TASK DESCRIPTION: Where the word "Included" occurs in a line, return that line.

## Start

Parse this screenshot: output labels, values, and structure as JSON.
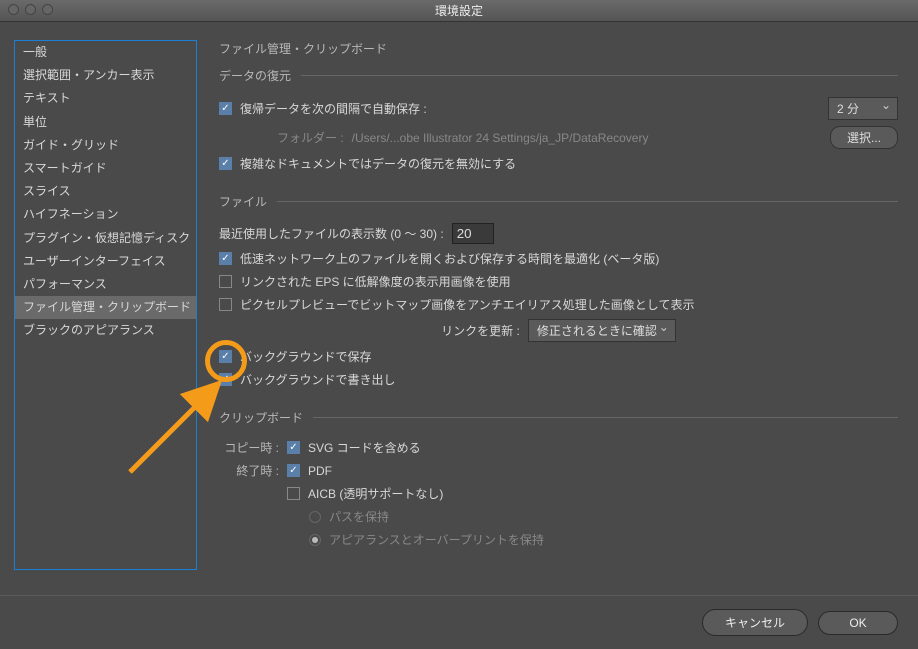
{
  "title": "環境設定",
  "sidebar": {
    "items": [
      "一般",
      "選択範囲・アンカー表示",
      "テキスト",
      "単位",
      "ガイド・グリッド",
      "スマートガイド",
      "スライス",
      "ハイフネーション",
      "プラグイン・仮想記憶ディスク",
      "ユーザーインターフェイス",
      "パフォーマンス",
      "ファイル管理・クリップボード",
      "ブラックのアピアランス"
    ],
    "selected_index": 11
  },
  "main": {
    "heading": "ファイル管理・クリップボード",
    "recovery": {
      "legend": "データの復元",
      "auto_save": {
        "checked": true,
        "label": "復帰データを次の間隔で自動保存 :"
      },
      "interval_value": "2 分",
      "folder_label": "フォルダー :",
      "folder_path": "/Users/...obe Illustrator 24 Settings/ja_JP/DataRecovery",
      "choose_button": "選択...",
      "disable_complex": {
        "checked": true,
        "label": "複雑なドキュメントではデータの復元を無効にする"
      }
    },
    "files": {
      "legend": "ファイル",
      "recent_label": "最近使用したファイルの表示数 (0 ～ 30)  :",
      "recent_value": "20",
      "slow_network": {
        "checked": true,
        "label": "低速ネットワーク上のファイルを開くおよび保存する時間を最適化 (ベータ版)"
      },
      "eps_lowres": {
        "checked": false,
        "label": "リンクされた EPS に低解像度の表示用画像を使用"
      },
      "pixel_preview": {
        "checked": false,
        "label": "ピクセルプレビューでビットマップ画像をアンチエイリアス処理した画像として表示"
      },
      "update_links_label": "リンクを更新 :",
      "update_links_value": "修正されるときに確認",
      "bg_save": {
        "checked": true,
        "label": "バックグラウンドで保存"
      },
      "bg_export": {
        "checked": true,
        "label": "バックグラウンドで書き出し"
      }
    },
    "clipboard": {
      "legend": "クリップボード",
      "copy_label": "コピー時 :",
      "quit_label": "終了時 :",
      "svg": {
        "checked": true,
        "label": "SVG コードを含める"
      },
      "pdf": {
        "checked": true,
        "label": "PDF"
      },
      "aicb": {
        "checked": false,
        "label": "AICB (透明サポートなし)"
      },
      "preserve_paths": {
        "selected": false,
        "label": "パスを保持"
      },
      "preserve_appearance": {
        "selected": true,
        "label": "アピアランスとオーバープリントを保持"
      }
    }
  },
  "buttons": {
    "cancel": "キャンセル",
    "ok": "OK"
  }
}
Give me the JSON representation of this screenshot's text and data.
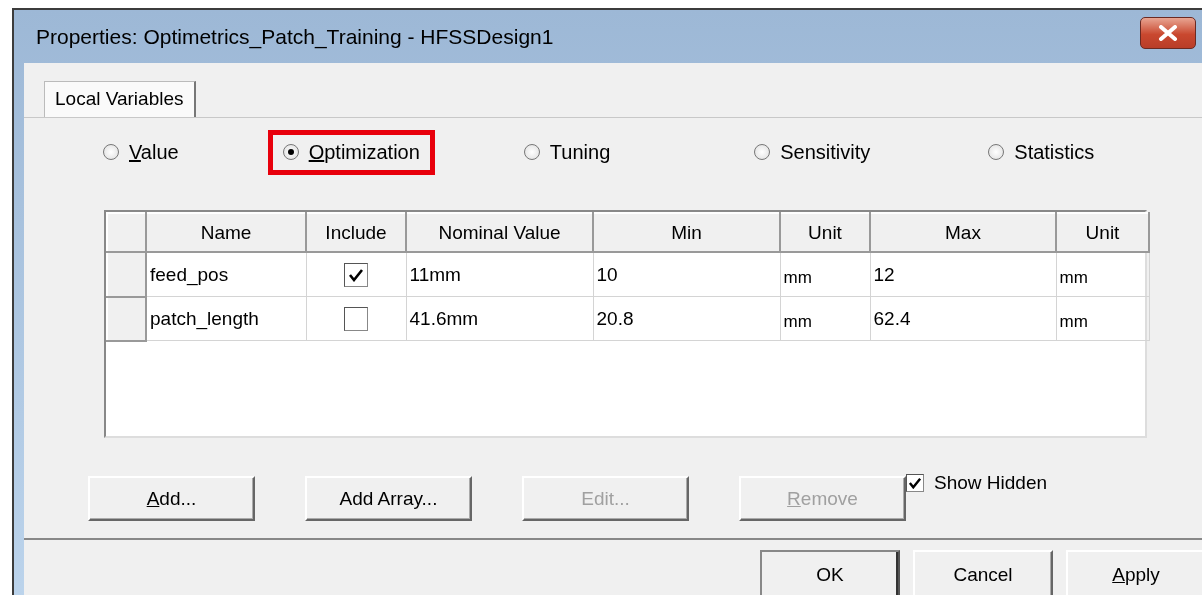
{
  "window": {
    "title": "Properties: Optimetrics_Patch_Training - HFSSDesign1"
  },
  "tabs": [
    {
      "label": "Local Variables",
      "selected": true
    }
  ],
  "modes": [
    {
      "label": "Value",
      "selected": false,
      "mnemonic": true,
      "highlighted": false
    },
    {
      "label": "Optimization",
      "selected": true,
      "mnemonic": true,
      "highlighted": true
    },
    {
      "label": "Tuning",
      "selected": false,
      "mnemonic": false,
      "highlighted": false
    },
    {
      "label": "Sensitivity",
      "selected": false,
      "mnemonic": false,
      "highlighted": false
    },
    {
      "label": "Statistics",
      "selected": false,
      "mnemonic": false,
      "highlighted": false
    }
  ],
  "table": {
    "columns": [
      "Name",
      "Include",
      "Nominal Value",
      "Min",
      "Unit",
      "Max",
      "Unit"
    ],
    "rows": [
      {
        "name": "feed_pos",
        "include": true,
        "nominal": "11mm",
        "min": "10",
        "min_unit": "mm",
        "max": "12",
        "max_unit": "mm"
      },
      {
        "name": "patch_length",
        "include": false,
        "nominal": "41.6mm",
        "min": "20.8",
        "min_unit": "mm",
        "max": "62.4",
        "max_unit": "mm"
      }
    ]
  },
  "actions": [
    {
      "label": "Add...",
      "disabled": false,
      "mnemonic": true
    },
    {
      "label": "Add Array...",
      "disabled": false,
      "mnemonic": false
    },
    {
      "label": "Edit...",
      "disabled": true,
      "mnemonic": false
    },
    {
      "label": "Remove",
      "disabled": true,
      "mnemonic": true
    }
  ],
  "show_hidden": {
    "label": "Show Hidden",
    "checked": true
  },
  "dialog_buttons": [
    {
      "label": "OK",
      "default": true,
      "mnemonic": false
    },
    {
      "label": "Cancel",
      "default": false,
      "mnemonic": false
    },
    {
      "label": "Apply",
      "default": false,
      "mnemonic": true
    }
  ]
}
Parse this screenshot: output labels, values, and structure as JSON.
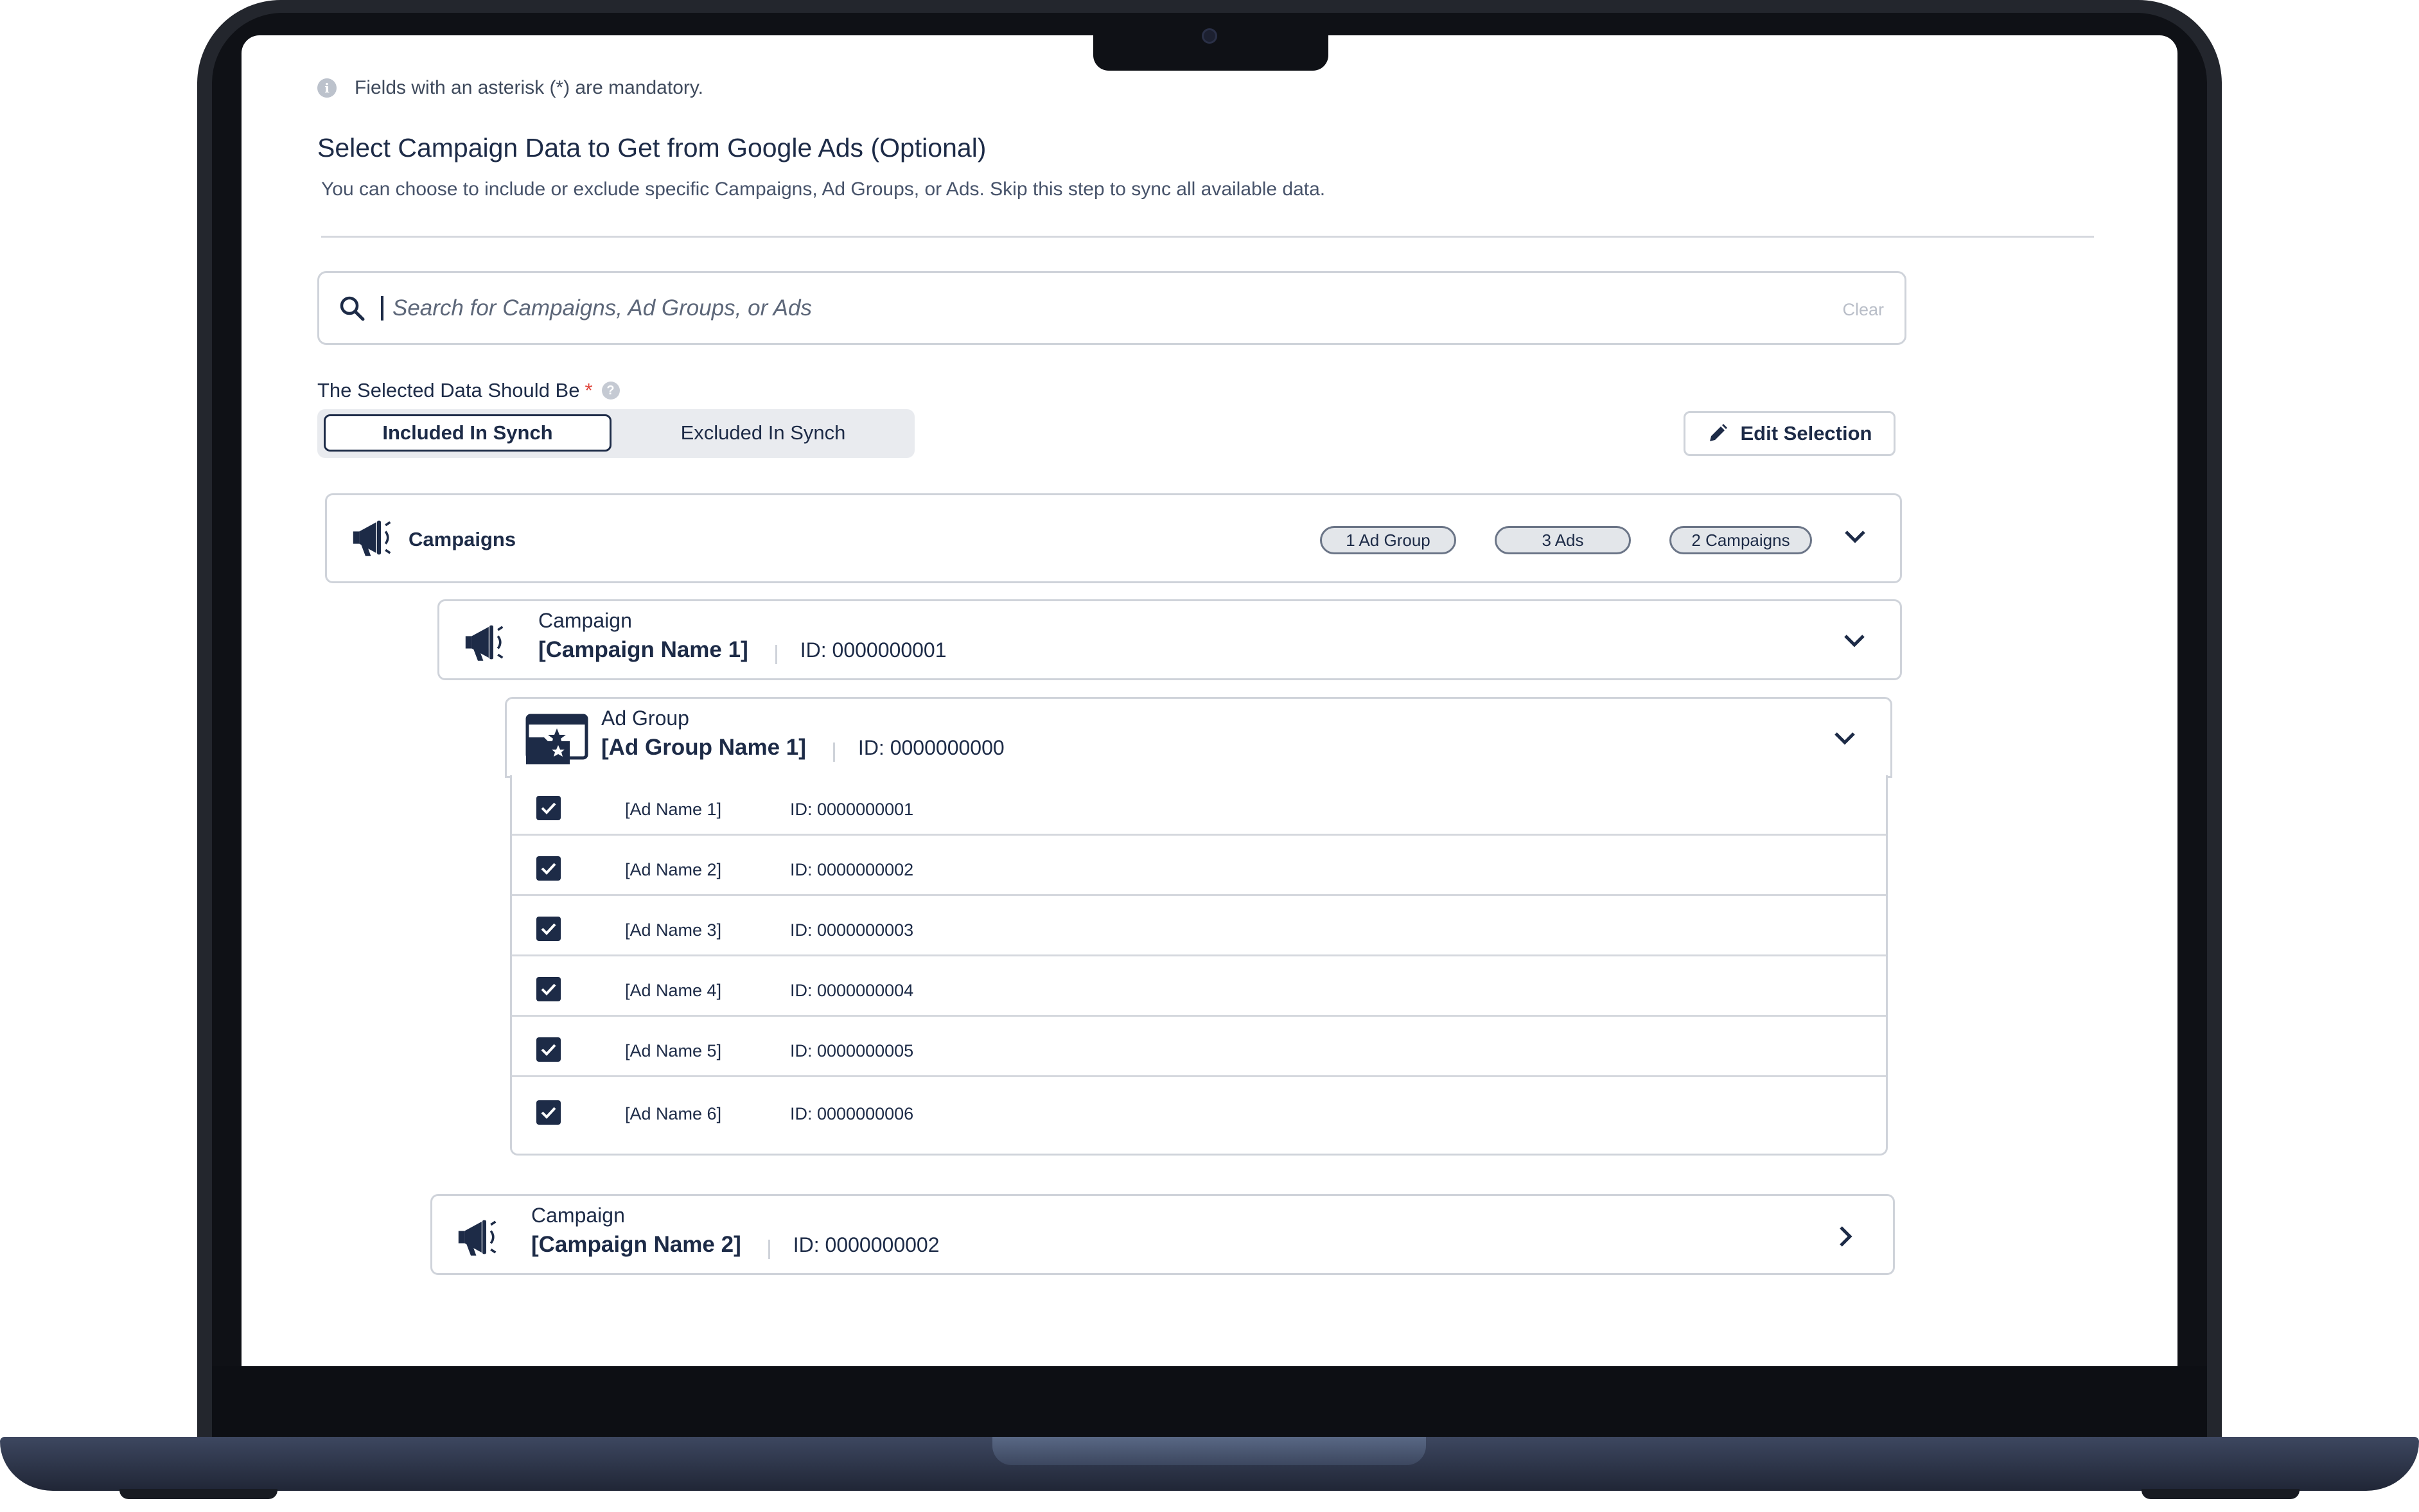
{
  "note": {
    "text": "Fields with an asterisk (*) are mandatory."
  },
  "section": {
    "title": "Select Campaign Data to Get from Google Ads (Optional)",
    "subtitle": "You can choose to include or exclude specific Campaigns, Ad Groups, or Ads. Skip this step to sync all available data."
  },
  "search": {
    "placeholder": "Search for Campaigns, Ad Groups, or Ads",
    "clear_label": "Clear"
  },
  "selection": {
    "label": "The Selected Data Should Be",
    "asterisk": "*",
    "help": "?",
    "options": [
      "Included In Synch",
      "Excluded In Synch"
    ],
    "selected": "Included In Synch",
    "edit_label": "Edit Selection"
  },
  "campaigns_panel": {
    "title": "Campaigns",
    "badges": [
      "1 Ad Group",
      "3 Ads",
      "2 Campaigns"
    ]
  },
  "campaigns": [
    {
      "type": "Campaign",
      "name": "[Campaign Name 1]",
      "id": "ID: 0000000001",
      "expanded": true
    },
    {
      "type": "Campaign",
      "name": "[Campaign Name 2]",
      "id": "ID: 0000000002",
      "expanded": false
    }
  ],
  "ad_group": {
    "type": "Ad Group",
    "name": "[Ad Group Name 1]",
    "id": "ID: 0000000000"
  },
  "ads": [
    {
      "name": "[Ad Name 1]",
      "id": "ID: 0000000001",
      "checked": true
    },
    {
      "name": "[Ad Name 2]",
      "id": "ID: 0000000002",
      "checked": true
    },
    {
      "name": "[Ad Name 3]",
      "id": "ID: 0000000003",
      "checked": true
    },
    {
      "name": "[Ad Name 4]",
      "id": "ID: 0000000004",
      "checked": true
    },
    {
      "name": "[Ad Name 5]",
      "id": "ID: 0000000005",
      "checked": true
    },
    {
      "name": "[Ad Name 6]",
      "id": "ID: 0000000006",
      "checked": true
    }
  ],
  "icons": {
    "info": "info-icon",
    "search": "search-icon",
    "help": "question-icon",
    "edit": "pencil-icon",
    "campaign": "megaphone-icon",
    "ad_group": "browser-folder-icon",
    "expand": "chevron-down-icon",
    "collapse": "chevron-right-icon",
    "check": "checkmark-icon"
  },
  "colors": {
    "primary": "#1d2b47",
    "border": "#cfd3da",
    "asterisk": "#e0453c",
    "frame": "#23262d"
  }
}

## End

RESPONSE TO THE TASK:
      "Included In Synch",
    "selected": "Included In Synch",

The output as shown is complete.